• GIVEN DATA:
· · ·

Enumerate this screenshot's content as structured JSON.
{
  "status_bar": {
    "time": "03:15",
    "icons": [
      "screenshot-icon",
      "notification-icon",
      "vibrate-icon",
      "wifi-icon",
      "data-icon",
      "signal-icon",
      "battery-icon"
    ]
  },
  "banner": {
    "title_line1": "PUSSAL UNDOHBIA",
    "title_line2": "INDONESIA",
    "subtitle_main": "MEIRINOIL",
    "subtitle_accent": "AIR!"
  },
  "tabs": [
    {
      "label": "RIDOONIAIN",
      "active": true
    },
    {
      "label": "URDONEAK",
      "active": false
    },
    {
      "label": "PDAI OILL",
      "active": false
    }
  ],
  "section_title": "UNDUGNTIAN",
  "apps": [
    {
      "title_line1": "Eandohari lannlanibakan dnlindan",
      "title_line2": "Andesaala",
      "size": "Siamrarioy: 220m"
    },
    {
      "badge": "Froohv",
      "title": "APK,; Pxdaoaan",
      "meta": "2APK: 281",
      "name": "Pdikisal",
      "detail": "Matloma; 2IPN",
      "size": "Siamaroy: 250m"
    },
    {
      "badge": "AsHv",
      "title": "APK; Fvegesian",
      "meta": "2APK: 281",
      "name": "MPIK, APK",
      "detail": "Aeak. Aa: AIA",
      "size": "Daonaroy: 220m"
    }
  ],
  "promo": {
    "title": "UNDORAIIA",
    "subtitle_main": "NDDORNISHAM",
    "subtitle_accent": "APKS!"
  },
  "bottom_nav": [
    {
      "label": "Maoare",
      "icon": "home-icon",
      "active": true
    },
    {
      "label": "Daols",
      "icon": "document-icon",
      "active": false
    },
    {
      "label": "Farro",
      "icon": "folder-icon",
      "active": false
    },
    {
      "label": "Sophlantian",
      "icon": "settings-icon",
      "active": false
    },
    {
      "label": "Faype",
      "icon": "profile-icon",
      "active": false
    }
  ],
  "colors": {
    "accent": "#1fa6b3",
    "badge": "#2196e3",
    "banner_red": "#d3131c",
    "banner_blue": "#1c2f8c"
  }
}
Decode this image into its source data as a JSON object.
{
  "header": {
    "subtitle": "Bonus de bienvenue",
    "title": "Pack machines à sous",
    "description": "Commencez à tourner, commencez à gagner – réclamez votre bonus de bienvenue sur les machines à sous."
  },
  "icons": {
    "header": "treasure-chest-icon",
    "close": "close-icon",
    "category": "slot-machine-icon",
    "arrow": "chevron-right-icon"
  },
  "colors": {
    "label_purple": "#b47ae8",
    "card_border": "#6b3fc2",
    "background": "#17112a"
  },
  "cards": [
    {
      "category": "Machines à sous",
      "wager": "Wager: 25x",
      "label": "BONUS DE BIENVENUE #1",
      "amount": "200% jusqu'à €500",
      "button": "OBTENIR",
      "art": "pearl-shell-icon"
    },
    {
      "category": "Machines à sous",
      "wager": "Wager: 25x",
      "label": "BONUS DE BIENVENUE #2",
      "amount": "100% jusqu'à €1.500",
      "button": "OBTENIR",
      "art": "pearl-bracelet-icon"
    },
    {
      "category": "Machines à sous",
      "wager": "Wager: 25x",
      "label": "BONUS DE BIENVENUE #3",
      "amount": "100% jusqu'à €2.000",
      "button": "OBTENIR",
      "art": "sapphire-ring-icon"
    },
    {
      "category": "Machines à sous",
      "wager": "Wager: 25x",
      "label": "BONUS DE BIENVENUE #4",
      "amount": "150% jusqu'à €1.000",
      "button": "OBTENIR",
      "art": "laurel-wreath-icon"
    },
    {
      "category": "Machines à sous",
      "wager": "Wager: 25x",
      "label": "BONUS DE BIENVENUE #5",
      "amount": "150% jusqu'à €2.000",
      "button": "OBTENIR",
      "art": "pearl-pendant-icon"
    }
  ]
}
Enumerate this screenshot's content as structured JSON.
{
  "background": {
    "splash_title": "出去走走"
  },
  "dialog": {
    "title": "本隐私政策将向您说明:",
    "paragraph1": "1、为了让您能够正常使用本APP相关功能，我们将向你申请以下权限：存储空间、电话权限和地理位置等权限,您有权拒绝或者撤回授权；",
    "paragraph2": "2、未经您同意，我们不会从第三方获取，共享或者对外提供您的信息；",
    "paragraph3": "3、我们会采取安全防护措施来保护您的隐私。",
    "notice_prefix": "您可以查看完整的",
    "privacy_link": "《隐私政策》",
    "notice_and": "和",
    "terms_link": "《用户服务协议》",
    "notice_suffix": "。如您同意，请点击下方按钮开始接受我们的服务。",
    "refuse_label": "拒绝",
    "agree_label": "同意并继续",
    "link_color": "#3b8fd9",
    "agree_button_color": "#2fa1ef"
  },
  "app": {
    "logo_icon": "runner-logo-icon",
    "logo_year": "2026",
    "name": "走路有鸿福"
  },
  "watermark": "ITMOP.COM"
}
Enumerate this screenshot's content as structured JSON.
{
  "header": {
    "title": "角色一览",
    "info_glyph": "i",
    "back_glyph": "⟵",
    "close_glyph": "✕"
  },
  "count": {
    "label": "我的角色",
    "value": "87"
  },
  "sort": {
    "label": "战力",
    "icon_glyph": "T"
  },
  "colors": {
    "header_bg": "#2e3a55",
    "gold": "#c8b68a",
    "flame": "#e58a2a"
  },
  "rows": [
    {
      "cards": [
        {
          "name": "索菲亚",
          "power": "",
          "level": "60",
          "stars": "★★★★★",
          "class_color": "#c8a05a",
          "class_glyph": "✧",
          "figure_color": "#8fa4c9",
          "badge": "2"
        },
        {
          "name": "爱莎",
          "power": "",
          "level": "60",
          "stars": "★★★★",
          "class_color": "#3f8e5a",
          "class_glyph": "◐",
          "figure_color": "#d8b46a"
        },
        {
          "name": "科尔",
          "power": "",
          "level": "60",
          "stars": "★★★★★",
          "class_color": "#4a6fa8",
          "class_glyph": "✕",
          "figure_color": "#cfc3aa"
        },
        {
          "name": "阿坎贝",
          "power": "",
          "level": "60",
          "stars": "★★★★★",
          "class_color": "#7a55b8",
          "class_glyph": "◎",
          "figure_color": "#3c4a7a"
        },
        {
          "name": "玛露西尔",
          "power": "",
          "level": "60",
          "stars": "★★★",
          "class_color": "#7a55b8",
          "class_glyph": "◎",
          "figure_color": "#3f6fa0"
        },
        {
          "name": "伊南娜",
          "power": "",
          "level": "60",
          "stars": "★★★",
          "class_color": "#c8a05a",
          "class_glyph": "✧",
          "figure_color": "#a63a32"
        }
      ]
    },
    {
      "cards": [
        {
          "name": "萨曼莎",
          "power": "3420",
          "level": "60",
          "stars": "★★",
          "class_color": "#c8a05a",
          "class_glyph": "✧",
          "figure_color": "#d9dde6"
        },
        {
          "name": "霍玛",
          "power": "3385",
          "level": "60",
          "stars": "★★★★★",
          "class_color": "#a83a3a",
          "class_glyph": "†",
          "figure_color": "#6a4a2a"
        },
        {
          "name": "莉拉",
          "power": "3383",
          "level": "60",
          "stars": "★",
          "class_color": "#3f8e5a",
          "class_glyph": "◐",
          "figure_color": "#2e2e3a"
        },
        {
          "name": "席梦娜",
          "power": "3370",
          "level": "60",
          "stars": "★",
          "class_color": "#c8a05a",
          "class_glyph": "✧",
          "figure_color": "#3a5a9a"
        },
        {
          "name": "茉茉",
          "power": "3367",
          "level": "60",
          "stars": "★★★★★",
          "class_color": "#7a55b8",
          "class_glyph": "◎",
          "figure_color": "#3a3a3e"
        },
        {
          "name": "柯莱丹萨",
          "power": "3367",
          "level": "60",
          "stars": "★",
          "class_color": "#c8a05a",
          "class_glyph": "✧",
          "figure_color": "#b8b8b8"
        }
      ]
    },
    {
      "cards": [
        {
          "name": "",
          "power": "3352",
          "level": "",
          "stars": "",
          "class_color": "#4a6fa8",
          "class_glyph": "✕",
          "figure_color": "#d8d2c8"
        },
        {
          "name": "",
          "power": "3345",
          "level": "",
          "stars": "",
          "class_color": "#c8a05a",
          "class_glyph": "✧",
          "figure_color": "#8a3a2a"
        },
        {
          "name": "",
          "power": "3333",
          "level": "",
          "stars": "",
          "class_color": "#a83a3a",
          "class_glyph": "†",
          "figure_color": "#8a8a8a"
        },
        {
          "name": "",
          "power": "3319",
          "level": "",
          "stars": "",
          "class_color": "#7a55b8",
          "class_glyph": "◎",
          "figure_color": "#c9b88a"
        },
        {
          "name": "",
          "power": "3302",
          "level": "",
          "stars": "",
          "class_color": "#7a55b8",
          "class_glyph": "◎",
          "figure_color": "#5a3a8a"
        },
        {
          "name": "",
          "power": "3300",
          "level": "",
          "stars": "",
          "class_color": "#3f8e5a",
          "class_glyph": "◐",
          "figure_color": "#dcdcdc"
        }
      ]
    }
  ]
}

· · ·

Whichever lines contain the string "size", select and copy them.

      "size": "Siamrarioy: 220m"
      "size": "Siamaroy: 250m"
      "size": "Daonaroy: 220m"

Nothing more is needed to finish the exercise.